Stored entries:
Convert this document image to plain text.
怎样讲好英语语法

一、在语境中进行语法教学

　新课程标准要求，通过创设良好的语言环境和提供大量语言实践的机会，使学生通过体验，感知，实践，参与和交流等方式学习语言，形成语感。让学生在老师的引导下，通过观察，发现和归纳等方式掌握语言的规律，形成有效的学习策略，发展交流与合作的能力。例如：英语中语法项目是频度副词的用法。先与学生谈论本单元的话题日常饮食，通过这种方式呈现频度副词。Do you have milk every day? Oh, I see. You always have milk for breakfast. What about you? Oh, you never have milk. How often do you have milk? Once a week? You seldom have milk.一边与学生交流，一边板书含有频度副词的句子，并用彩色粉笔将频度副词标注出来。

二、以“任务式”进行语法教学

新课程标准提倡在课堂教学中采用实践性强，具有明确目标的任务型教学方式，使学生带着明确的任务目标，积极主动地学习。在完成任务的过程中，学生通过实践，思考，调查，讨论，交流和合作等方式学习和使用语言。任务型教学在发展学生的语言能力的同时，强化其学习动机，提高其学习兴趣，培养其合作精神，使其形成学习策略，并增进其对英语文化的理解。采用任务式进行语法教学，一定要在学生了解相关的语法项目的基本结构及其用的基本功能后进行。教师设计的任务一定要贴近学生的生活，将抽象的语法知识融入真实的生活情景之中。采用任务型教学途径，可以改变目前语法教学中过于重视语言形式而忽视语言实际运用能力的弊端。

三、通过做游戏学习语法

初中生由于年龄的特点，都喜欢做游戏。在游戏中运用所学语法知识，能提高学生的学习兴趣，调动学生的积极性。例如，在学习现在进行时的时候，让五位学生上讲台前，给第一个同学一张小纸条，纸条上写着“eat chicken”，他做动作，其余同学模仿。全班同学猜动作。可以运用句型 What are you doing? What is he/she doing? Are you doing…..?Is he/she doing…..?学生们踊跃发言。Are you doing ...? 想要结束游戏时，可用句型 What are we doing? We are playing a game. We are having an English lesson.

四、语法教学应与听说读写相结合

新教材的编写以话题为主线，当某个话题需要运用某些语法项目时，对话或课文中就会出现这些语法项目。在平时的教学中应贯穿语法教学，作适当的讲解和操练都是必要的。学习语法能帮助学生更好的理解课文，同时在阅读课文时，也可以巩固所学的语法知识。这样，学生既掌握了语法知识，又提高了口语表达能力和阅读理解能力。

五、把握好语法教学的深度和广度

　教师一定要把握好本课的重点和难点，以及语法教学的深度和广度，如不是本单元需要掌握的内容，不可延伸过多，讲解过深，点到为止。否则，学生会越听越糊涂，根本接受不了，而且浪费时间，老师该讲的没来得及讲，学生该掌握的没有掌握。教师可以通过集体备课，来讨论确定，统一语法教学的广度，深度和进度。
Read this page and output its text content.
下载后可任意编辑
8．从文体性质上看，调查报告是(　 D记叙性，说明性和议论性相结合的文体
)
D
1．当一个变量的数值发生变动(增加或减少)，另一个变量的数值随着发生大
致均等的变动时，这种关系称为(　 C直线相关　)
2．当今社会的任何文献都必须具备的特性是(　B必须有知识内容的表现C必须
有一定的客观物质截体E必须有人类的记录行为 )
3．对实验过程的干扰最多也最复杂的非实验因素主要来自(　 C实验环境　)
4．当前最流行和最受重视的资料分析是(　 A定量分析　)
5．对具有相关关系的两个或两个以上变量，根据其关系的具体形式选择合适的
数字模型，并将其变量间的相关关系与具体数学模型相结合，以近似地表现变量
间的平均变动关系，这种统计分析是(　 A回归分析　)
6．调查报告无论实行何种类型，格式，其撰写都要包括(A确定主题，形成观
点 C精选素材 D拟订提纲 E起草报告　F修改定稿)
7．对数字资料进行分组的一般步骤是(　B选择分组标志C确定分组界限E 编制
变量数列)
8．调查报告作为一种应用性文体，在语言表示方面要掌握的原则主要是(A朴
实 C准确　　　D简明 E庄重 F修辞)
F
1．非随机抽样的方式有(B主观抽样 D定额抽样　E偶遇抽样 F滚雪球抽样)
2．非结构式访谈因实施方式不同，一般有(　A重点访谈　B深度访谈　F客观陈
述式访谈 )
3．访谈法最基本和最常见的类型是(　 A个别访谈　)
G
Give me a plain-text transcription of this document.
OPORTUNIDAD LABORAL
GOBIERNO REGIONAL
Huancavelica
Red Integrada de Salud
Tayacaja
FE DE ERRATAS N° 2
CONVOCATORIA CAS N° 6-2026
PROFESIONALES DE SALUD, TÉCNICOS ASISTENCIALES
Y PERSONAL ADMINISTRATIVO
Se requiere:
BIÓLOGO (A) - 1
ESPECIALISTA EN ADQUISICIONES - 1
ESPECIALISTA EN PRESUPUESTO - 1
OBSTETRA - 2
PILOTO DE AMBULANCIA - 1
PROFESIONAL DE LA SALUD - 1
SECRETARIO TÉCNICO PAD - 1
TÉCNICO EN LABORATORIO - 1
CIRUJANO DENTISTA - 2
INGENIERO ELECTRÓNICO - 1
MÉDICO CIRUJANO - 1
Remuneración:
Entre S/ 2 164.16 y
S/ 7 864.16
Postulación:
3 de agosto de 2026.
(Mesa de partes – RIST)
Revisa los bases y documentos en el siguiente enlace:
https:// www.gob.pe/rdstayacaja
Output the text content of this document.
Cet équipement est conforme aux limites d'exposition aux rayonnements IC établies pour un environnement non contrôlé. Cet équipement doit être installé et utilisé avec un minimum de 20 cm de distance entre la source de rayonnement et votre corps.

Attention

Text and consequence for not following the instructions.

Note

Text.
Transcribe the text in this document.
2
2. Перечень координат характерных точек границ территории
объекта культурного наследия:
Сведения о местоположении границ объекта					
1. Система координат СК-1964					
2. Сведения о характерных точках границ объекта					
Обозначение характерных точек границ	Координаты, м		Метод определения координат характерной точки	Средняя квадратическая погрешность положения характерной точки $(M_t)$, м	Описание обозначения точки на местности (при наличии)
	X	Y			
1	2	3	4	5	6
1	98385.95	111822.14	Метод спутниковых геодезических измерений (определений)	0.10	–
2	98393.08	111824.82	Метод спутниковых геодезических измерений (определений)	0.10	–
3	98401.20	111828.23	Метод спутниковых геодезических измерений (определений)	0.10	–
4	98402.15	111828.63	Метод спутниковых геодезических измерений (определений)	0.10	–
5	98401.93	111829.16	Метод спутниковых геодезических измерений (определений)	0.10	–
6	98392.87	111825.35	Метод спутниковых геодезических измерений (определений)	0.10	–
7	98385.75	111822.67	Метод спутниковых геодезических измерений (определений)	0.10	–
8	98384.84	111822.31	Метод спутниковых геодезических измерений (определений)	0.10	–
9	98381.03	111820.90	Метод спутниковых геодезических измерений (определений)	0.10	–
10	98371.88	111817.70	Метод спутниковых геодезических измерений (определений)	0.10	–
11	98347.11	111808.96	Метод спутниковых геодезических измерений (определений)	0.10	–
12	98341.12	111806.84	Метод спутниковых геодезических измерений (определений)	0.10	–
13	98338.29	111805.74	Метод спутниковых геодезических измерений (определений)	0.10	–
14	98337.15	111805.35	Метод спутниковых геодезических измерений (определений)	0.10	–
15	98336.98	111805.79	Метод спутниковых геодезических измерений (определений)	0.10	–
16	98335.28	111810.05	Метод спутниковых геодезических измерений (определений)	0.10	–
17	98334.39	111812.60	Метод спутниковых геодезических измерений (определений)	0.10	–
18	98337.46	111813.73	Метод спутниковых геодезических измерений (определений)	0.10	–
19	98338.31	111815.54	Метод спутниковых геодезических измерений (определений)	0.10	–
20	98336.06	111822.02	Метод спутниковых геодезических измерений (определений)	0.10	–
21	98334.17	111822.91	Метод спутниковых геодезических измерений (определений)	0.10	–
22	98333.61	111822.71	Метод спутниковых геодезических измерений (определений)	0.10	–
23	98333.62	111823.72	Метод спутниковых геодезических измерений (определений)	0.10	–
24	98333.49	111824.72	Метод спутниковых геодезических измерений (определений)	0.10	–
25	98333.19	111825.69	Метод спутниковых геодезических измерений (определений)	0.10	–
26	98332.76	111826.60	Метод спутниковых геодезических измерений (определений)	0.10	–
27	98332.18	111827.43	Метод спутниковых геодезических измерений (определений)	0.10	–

DESCRIPTION OF THE TASK ->
Of the lines in the listing above, how many hold the string "this"? Reply with the number only.

FINAL RESULT ->
5